(Extracted entries):

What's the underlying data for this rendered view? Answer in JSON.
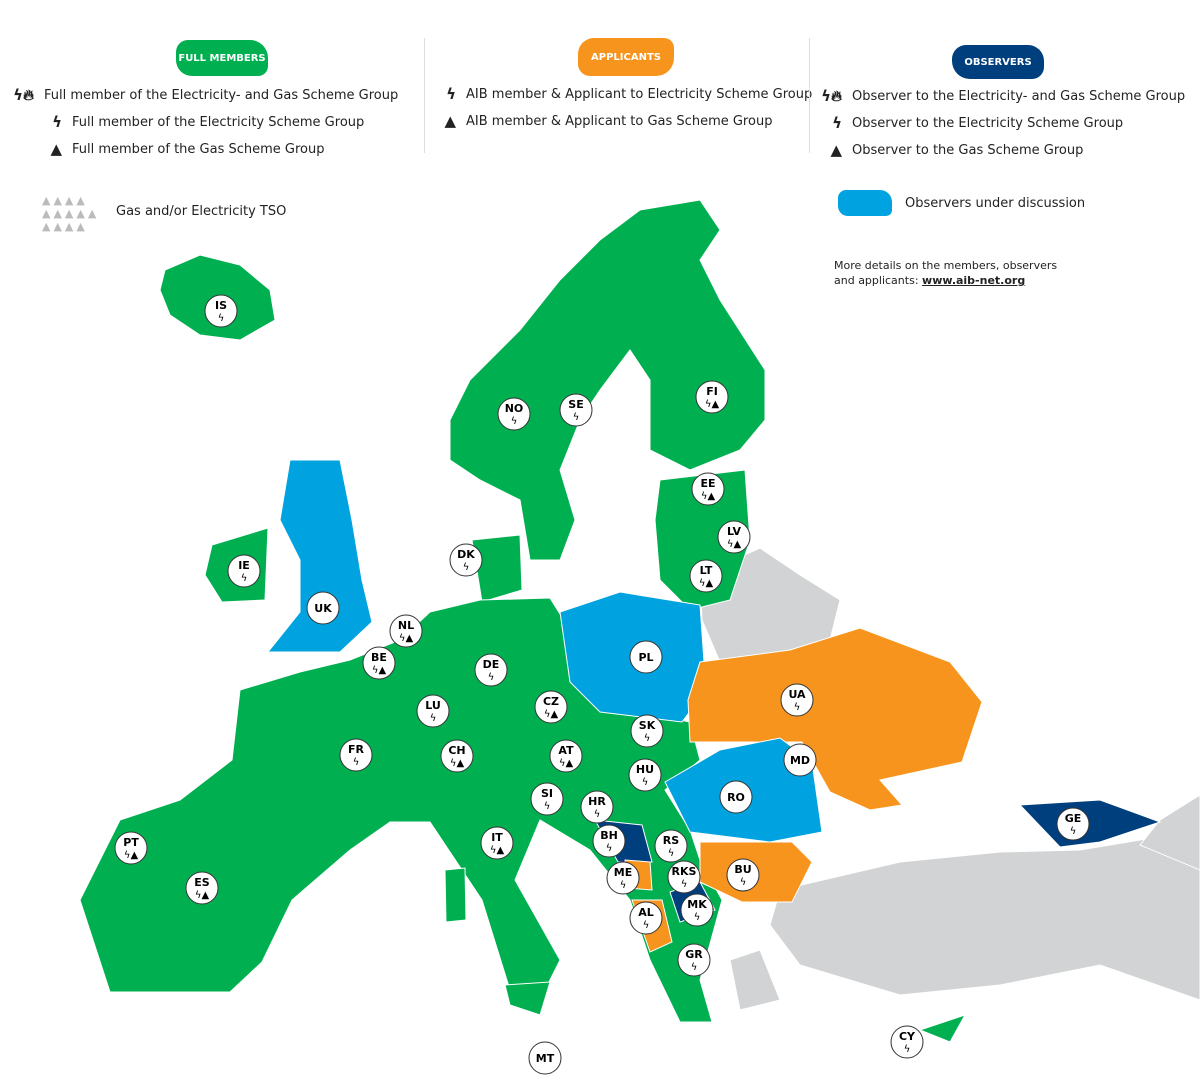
{
  "colors": {
    "full_member": "#00b050",
    "applicant": "#f7941d",
    "observer": "#003f7d",
    "observer_under_discussion": "#00a3e0",
    "tso": "#d1d3d4"
  },
  "legend": {
    "full_members": {
      "title": "FULL MEMBERS",
      "items": [
        {
          "icons": "electricity-gas",
          "label": "Full member of the Electricity- and Gas Scheme Group"
        },
        {
          "icons": "electricity",
          "label": "Full member of the Electricity Scheme Group"
        },
        {
          "icons": "gas",
          "label": "Full member of the Gas Scheme Group"
        }
      ]
    },
    "applicants": {
      "title": "APPLICANTS",
      "items": [
        {
          "icons": "electricity",
          "label": "AIB member & Applicant to Electricity Scheme Group"
        },
        {
          "icons": "gas",
          "label": "AIB member & Applicant to Gas Scheme Group"
        }
      ]
    },
    "observers": {
      "title": "OBSERVERS",
      "items": [
        {
          "icons": "electricity-gas",
          "label": "Observer to the Electricity- and Gas Scheme Group"
        },
        {
          "icons": "electricity",
          "label": "Observer to the Electricity Scheme Group"
        },
        {
          "icons": "gas",
          "label": "Observer to the Gas Scheme Group"
        }
      ]
    },
    "tso": {
      "label": "Gas and/or Electricity TSO"
    },
    "under_discussion": {
      "label": "Observers under discussion"
    }
  },
  "note": {
    "text1": "More details on the members, observers",
    "text2": "and applicants: ",
    "link": "www.aib-net.org"
  },
  "countries": [
    {
      "code": "IS",
      "icons": "e"
    },
    {
      "code": "NO",
      "icons": "e"
    },
    {
      "code": "SE",
      "icons": "e"
    },
    {
      "code": "FI",
      "icons": "eg"
    },
    {
      "code": "EE",
      "icons": "eg"
    },
    {
      "code": "LV",
      "icons": "eg"
    },
    {
      "code": "LT",
      "icons": "eg"
    },
    {
      "code": "DK",
      "icons": "e"
    },
    {
      "code": "IE",
      "icons": "e"
    },
    {
      "code": "UK",
      "icons": ""
    },
    {
      "code": "NL",
      "icons": "eg"
    },
    {
      "code": "BE",
      "icons": "eg"
    },
    {
      "code": "DE",
      "icons": "e"
    },
    {
      "code": "LU",
      "icons": "e"
    },
    {
      "code": "PL",
      "icons": ""
    },
    {
      "code": "CZ",
      "icons": "eg"
    },
    {
      "code": "SK",
      "icons": "e"
    },
    {
      "code": "UA",
      "icons": "e"
    },
    {
      "code": "FR",
      "icons": "e"
    },
    {
      "code": "CH",
      "icons": "eg"
    },
    {
      "code": "AT",
      "icons": "eg"
    },
    {
      "code": "HU",
      "icons": "e"
    },
    {
      "code": "MD",
      "icons": ""
    },
    {
      "code": "RO",
      "icons": ""
    },
    {
      "code": "SI",
      "icons": "e"
    },
    {
      "code": "HR",
      "icons": "e"
    },
    {
      "code": "BH",
      "icons": "e"
    },
    {
      "code": "RS",
      "icons": "e"
    },
    {
      "code": "PT",
      "icons": "eg"
    },
    {
      "code": "ES",
      "icons": "eg"
    },
    {
      "code": "IT",
      "icons": "eg"
    },
    {
      "code": "ME",
      "icons": "e"
    },
    {
      "code": "RKS",
      "icons": "e"
    },
    {
      "code": "BU",
      "icons": "e"
    },
    {
      "code": "GE",
      "icons": "e"
    },
    {
      "code": "AL",
      "icons": "e"
    },
    {
      "code": "MK",
      "icons": "e"
    },
    {
      "code": "GR",
      "icons": "e"
    },
    {
      "code": "MT",
      "icons": ""
    },
    {
      "code": "CY",
      "icons": "e"
    }
  ]
}
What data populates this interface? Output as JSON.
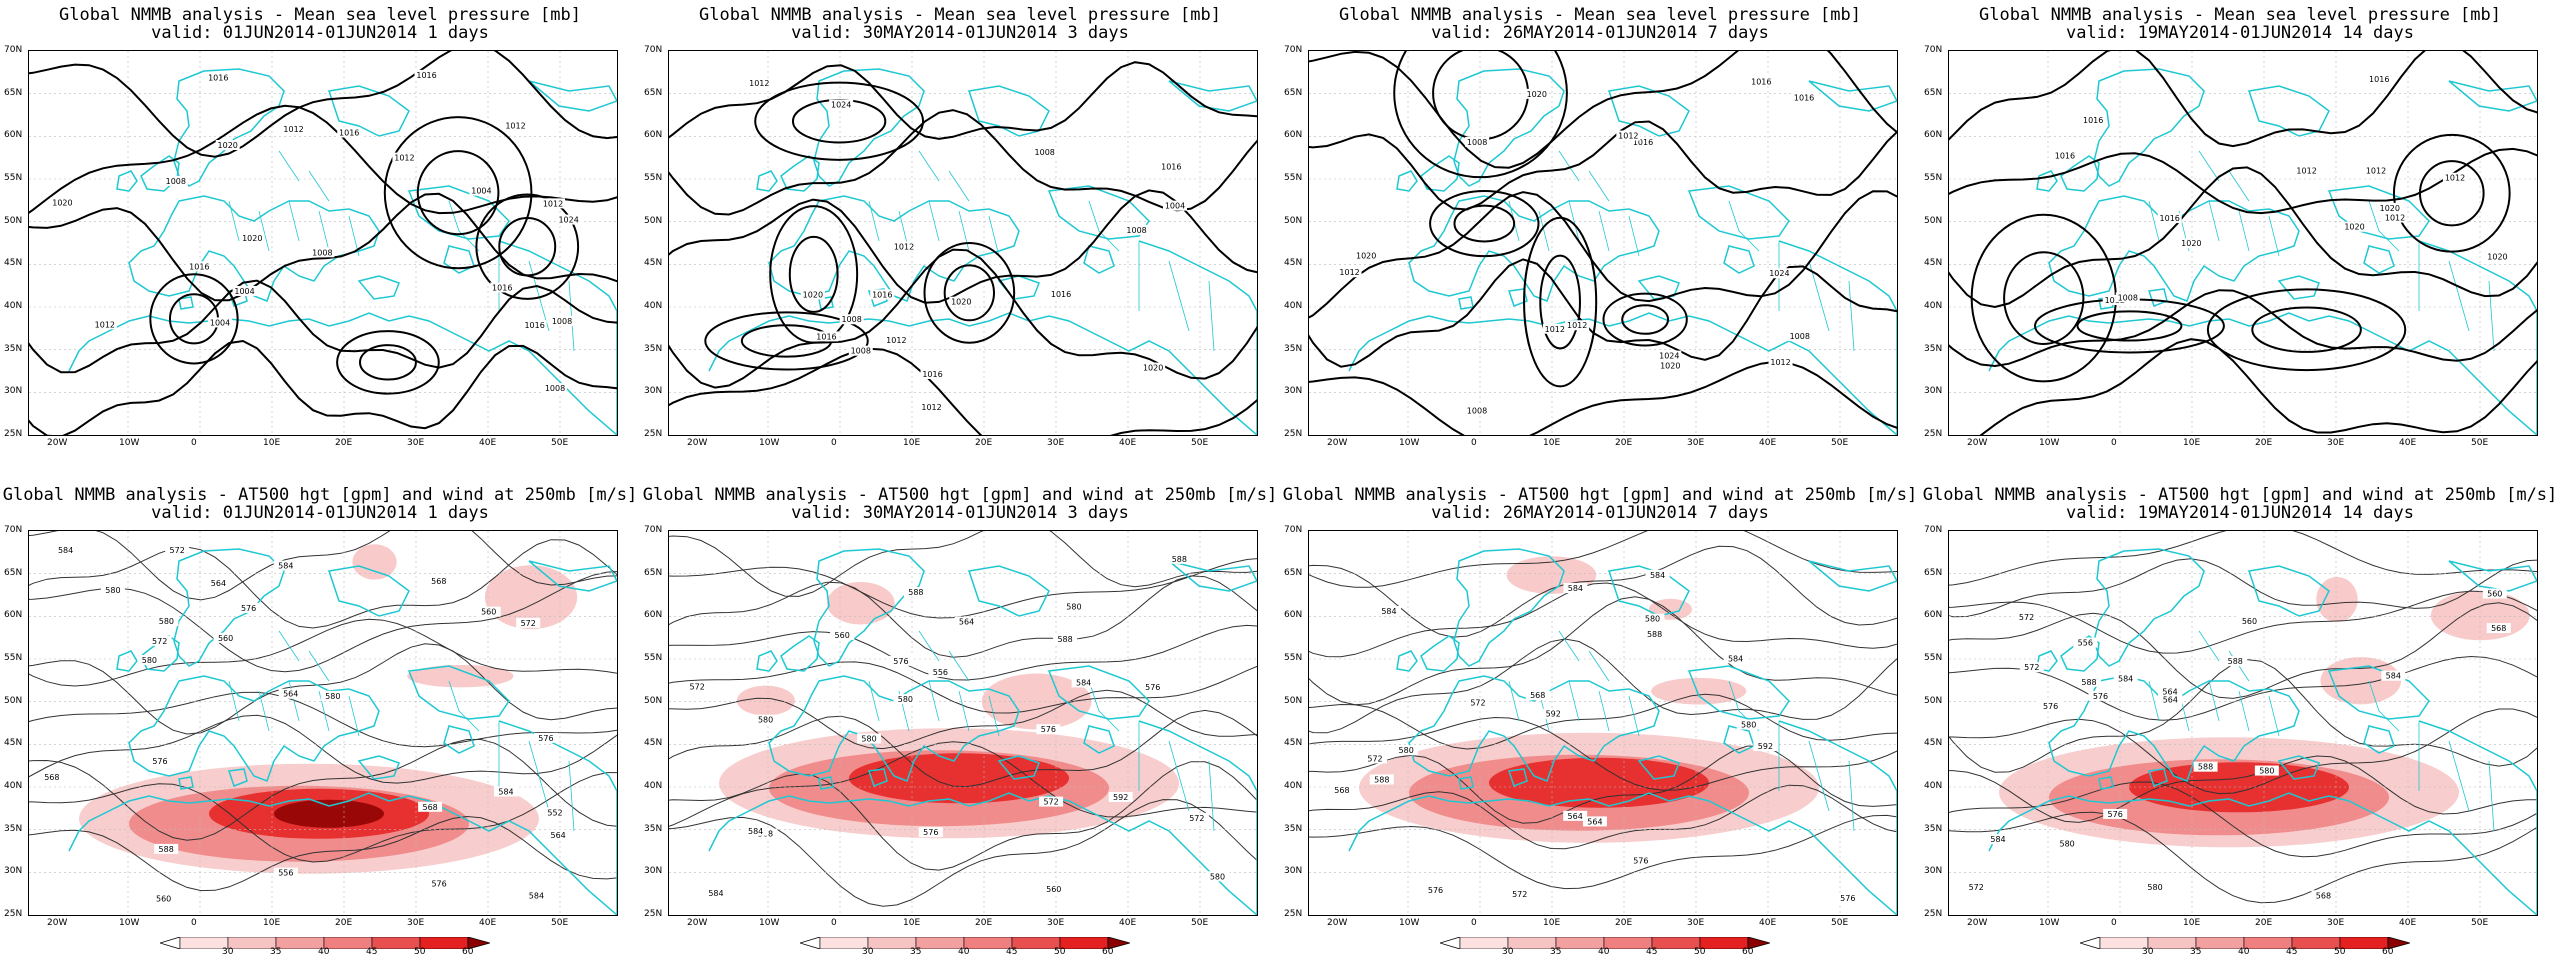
{
  "panels": [
    {
      "id": "p1",
      "title_line1": "Global NMMB analysis - Mean sea level pressure [mb]",
      "title_line2": "valid: 01JUN2014-01JUN2014  1 days",
      "field": "mslp",
      "labels": [
        "1020",
        "1012",
        "1012",
        "1024",
        "1020",
        "1008",
        "1004",
        "1016",
        "1016",
        "1012",
        "1008",
        "1016",
        "1004",
        "1004",
        "1012",
        "1008",
        "1016",
        "1020",
        "1016",
        "1012",
        "1008",
        "1016"
      ]
    },
    {
      "id": "p2",
      "title_line1": "Global NMMB analysis - Mean sea level pressure [mb]",
      "title_line2": "valid: 30MAY2014-01JUN2014  3 days",
      "field": "mslp",
      "labels": [
        "1016",
        "1024",
        "1020",
        "1012",
        "1020",
        "1016",
        "1008",
        "1012",
        "1008",
        "1016",
        "1016",
        "1020",
        "1012",
        "1012",
        "1008",
        "1016",
        "1008",
        "1004"
      ]
    },
    {
      "id": "p3",
      "title_line1": "Global NMMB analysis - Mean sea level pressure [mb]",
      "title_line2": "valid: 26MAY2014-01JUN2014  7 days",
      "field": "mslp",
      "labels": [
        "1020",
        "1024",
        "1016",
        "1024",
        "1020",
        "1012",
        "1008",
        "1020",
        "1012",
        "1012",
        "1008",
        "1016",
        "1012",
        "1016",
        "1012",
        "1008"
      ]
    },
    {
      "id": "p4",
      "title_line1": "Global NMMB analysis - Mean sea level pressure [mb]",
      "title_line2": "valid: 19MAY2014-01JUN2014  14 days",
      "field": "mslp",
      "labels": [
        "1020",
        "1020",
        "1016",
        "1012",
        "1016",
        "1020",
        "1016",
        "1012",
        "1016",
        "1012",
        "1008",
        "1012",
        "1012",
        "1020"
      ]
    },
    {
      "id": "p5",
      "title_line1": "Global NMMB analysis - AT500 hgt [gpm] and wind at 250mb [m/s]",
      "title_line2": "valid: 01JUN2014-01JUN2014  1 days",
      "field": "hgt",
      "labels": [
        "556",
        "560",
        "564",
        "568",
        "572",
        "576",
        "580",
        "584",
        "552",
        "560",
        "564",
        "576",
        "580",
        "584",
        "568",
        "572",
        "576",
        "580",
        "584",
        "588",
        "560",
        "564",
        "568",
        "572",
        "576",
        "580",
        "584"
      ]
    },
    {
      "id": "p6",
      "title_line1": "Global NMMB analysis - AT500 hgt [gpm] and wind at 250mb [m/s]",
      "title_line2": "valid: 30MAY2014-01JUN2014  3 days",
      "field": "hgt",
      "labels": [
        "556",
        "560",
        "564",
        "568",
        "572",
        "576",
        "580",
        "584",
        "588",
        "592",
        "580",
        "572",
        "576",
        "580",
        "584",
        "588",
        "576",
        "580",
        "584",
        "588",
        "560",
        "572",
        "576",
        "580"
      ]
    },
    {
      "id": "p7",
      "title_line1": "Global NMMB analysis - AT500 hgt [gpm] and wind at 250mb [m/s]",
      "title_line2": "valid: 26MAY2014-01JUN2014  7 days",
      "field": "hgt",
      "labels": [
        "564",
        "568",
        "572",
        "576",
        "580",
        "584",
        "588",
        "592",
        "564",
        "568",
        "572",
        "576",
        "580",
        "584",
        "584",
        "588",
        "592",
        "572",
        "576",
        "580",
        "584"
      ]
    },
    {
      "id": "p8",
      "title_line1": "Global NMMB analysis - AT500 hgt [gpm] and wind at 250mb [m/s]",
      "title_line2": "valid: 19MAY2014-01JUN2014  14 days",
      "field": "hgt",
      "labels": [
        "560",
        "564",
        "568",
        "572",
        "576",
        "580",
        "584",
        "588",
        "556",
        "560",
        "564",
        "568",
        "572",
        "576",
        "580",
        "584",
        "588",
        "576",
        "580",
        "584",
        "588",
        "572"
      ]
    }
  ],
  "lat_ticks": [
    "70N",
    "65N",
    "60N",
    "55N",
    "50N",
    "45N",
    "40N",
    "35N",
    "30N",
    "25N"
  ],
  "lon_ticks": [
    "20W",
    "10W",
    "0",
    "10E",
    "20E",
    "30E",
    "40E",
    "50E"
  ],
  "colorbar_labels": [
    "30",
    "35",
    "40",
    "45",
    "50",
    "60"
  ],
  "colors": {
    "coast": "#1ec8d2",
    "contour": "#000000",
    "jet_light": "#f7c4c4",
    "jet_mid": "#f08080",
    "jet_strong": "#e52020",
    "jet_max": "#8b0000"
  }
}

(Your task):
Pick out every line above that holds the word "JSON" and copy it.

(Right answer):
What's the underlying data for this rendered view? Answer in JSON.
What data populates this interface? Output as JSON.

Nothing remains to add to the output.